### WRITTEN TASK
Output the entries verbatim, including every line.

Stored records

+--

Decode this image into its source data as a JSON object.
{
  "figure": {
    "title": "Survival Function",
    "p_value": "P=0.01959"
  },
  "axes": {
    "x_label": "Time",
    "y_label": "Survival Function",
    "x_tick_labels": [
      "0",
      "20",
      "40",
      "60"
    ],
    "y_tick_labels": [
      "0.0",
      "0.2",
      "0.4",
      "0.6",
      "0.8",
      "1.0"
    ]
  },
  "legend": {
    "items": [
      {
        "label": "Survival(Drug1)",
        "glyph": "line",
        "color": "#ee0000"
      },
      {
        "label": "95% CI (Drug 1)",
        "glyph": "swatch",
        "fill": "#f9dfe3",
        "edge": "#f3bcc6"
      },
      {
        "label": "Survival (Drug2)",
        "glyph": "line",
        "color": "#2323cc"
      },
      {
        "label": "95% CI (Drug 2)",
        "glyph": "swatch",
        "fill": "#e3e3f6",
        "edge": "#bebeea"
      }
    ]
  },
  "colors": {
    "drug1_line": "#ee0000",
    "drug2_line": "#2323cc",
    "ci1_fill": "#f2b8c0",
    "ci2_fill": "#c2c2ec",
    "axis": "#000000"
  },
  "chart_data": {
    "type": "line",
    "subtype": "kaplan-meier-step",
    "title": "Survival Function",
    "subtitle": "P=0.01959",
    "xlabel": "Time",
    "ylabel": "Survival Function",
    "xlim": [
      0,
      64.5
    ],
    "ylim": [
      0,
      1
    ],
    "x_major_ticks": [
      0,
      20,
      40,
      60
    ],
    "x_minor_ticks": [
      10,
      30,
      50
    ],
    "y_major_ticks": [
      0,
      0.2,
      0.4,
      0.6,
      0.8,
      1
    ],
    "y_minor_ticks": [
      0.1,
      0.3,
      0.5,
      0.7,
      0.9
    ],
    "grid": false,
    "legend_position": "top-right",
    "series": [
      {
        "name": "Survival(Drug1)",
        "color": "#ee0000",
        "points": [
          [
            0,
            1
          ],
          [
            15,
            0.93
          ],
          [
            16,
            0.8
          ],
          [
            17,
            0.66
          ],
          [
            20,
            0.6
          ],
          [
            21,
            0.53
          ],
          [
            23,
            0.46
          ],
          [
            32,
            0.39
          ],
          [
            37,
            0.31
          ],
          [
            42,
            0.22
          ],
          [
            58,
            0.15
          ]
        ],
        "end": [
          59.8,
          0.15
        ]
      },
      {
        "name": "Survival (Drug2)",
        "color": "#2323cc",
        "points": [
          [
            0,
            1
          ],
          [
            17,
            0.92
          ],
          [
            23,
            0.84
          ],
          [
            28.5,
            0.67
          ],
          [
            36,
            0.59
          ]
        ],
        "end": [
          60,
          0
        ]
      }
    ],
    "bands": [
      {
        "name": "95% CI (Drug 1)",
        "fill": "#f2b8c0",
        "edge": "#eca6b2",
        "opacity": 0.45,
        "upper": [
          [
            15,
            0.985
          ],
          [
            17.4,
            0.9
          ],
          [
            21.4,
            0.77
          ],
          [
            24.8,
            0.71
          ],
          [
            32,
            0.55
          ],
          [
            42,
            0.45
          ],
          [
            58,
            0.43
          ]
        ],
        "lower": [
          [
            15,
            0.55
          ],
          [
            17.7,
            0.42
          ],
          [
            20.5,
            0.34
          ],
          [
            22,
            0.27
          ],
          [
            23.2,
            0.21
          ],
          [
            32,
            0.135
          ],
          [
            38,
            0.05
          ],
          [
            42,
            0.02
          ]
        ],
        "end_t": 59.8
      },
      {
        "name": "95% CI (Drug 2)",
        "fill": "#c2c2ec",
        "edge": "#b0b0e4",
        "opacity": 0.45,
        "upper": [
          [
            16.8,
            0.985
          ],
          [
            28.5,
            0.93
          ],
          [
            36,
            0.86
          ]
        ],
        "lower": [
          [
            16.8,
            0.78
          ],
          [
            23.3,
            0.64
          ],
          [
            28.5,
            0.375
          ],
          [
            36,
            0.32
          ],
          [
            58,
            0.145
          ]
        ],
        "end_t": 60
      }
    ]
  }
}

+--

### WRITTEN SOLUTION
Decode this image into its source data as a JSON object.
{
  "figure": {
    "title": "Survival Function",
    "p_value": "P=0.01959"
  },
  "axes": {
    "x_label": "Time",
    "y_label": "Survival Function",
    "x_tick_labels": [
      "0",
      "20",
      "40",
      "60"
    ],
    "y_tick_labels": [
      "0.0",
      "0.2",
      "0.4",
      "0.6",
      "0.8",
      "1.0"
    ]
  },
  "legend": {
    "items": [
      {
        "label": "Survival(Drug1)",
        "glyph": "line",
        "color": "#ee0000"
      },
      {
        "label": "95% CI (Drug 1)",
        "glyph": "swatch",
        "fill": "#f9dfe3",
        "edge": "#f3bcc6"
      },
      {
        "label": "Survival (Drug2)",
        "glyph": "line",
        "color": "#2323cc"
      },
      {
        "label": "95% CI (Drug 2)",
        "glyph": "swatch",
        "fill": "#e3e3f6",
        "edge": "#bebeea"
      }
    ]
  },
  "colors": {
    "drug1_line": "#ee0000",
    "drug2_line": "#2323cc",
    "ci1_fill": "#f2b8c0",
    "ci2_fill": "#c2c2ec",
    "axis": "#000000"
  },
  "chart_data": {
    "type": "line",
    "subtype": "kaplan-meier-step",
    "title": "Survival Function",
    "subtitle": "P=0.01959",
    "xlabel": "Time",
    "ylabel": "Survival Function",
    "xlim": [
      0,
      64.5
    ],
    "ylim": [
      0,
      1
    ],
    "x_major_ticks": [
      0,
      20,
      40,
      60
    ],
    "x_minor_ticks": [
      10,
      30,
      50
    ],
    "y_major_ticks": [
      0,
      0.2,
      0.4,
      0.6,
      0.8,
      1
    ],
    "y_minor_ticks": [
      0.1,
      0.3,
      0.5,
      0.7,
      0.9
    ],
    "grid": false,
    "legend_position": "top-right",
    "series": [
      {
        "name": "Survival(Drug1)",
        "color": "#ee0000",
        "points": [
          [
            0,
            1
          ],
          [
            15,
            0.93
          ],
          [
            16,
            0.8
          ],
          [
            17,
            0.66
          ],
          [
            20,
            0.6
          ],
          [
            21,
            0.53
          ],
          [
            23,
            0.46
          ],
          [
            32,
            0.39
          ],
          [
            37,
            0.31
          ],
          [
            42,
            0.22
          ],
          [
            58,
            0.15
          ]
        ],
        "end": [
          59.8,
          0.15
        ]
      },
      {
        "name": "Survival (Drug2)",
        "color": "#2323cc",
        "points": [
          [
            0,
            1
          ],
          [
            17,
            0.92
          ],
          [
            23,
            0.84
          ],
          [
            28.5,
            0.67
          ],
          [
            36,
            0.59
          ]
        ],
        "end": [
          60,
          0
        ]
      }
    ],
    "bands": [
      {
        "name": "95% CI (Drug 1)",
        "fill": "#f2b8c0",
        "edge": "#eca6b2",
        "opacity": 0.45,
        "upper": [
          [
            15,
            0.985
          ],
          [
            17.4,
            0.9
          ],
          [
            21.4,
            0.77
          ],
          [
            24.8,
            0.71
          ],
          [
            32,
            0.55
          ],
          [
            42,
            0.45
          ],
          [
            58,
            0.43
          ]
        ],
        "lower": [
          [
            15,
            0.55
          ],
          [
            17.7,
            0.42
          ],
          [
            20.5,
            0.34
          ],
          [
            22,
            0.27
          ],
          [
            23.2,
            0.21
          ],
          [
            32,
            0.135
          ],
          [
            38,
            0.05
          ],
          [
            42,
            0.02
          ]
        ],
        "end_t": 59.8
      },
      {
        "name": "95% CI (Drug 2)",
        "fill": "#c2c2ec",
        "edge": "#b0b0e4",
        "opacity": 0.45,
        "upper": [
          [
            16.8,
            0.985
          ],
          [
            28.5,
            0.93
          ],
          [
            36,
            0.86
          ]
        ],
        "lower": [
          [
            16.8,
            0.78
          ],
          [
            23.3,
            0.64
          ],
          [
            28.5,
            0.375
          ],
          [
            36,
            0.32
          ],
          [
            58,
            0.145
          ]
        ],
        "end_t": 60
      }
    ]
  }
}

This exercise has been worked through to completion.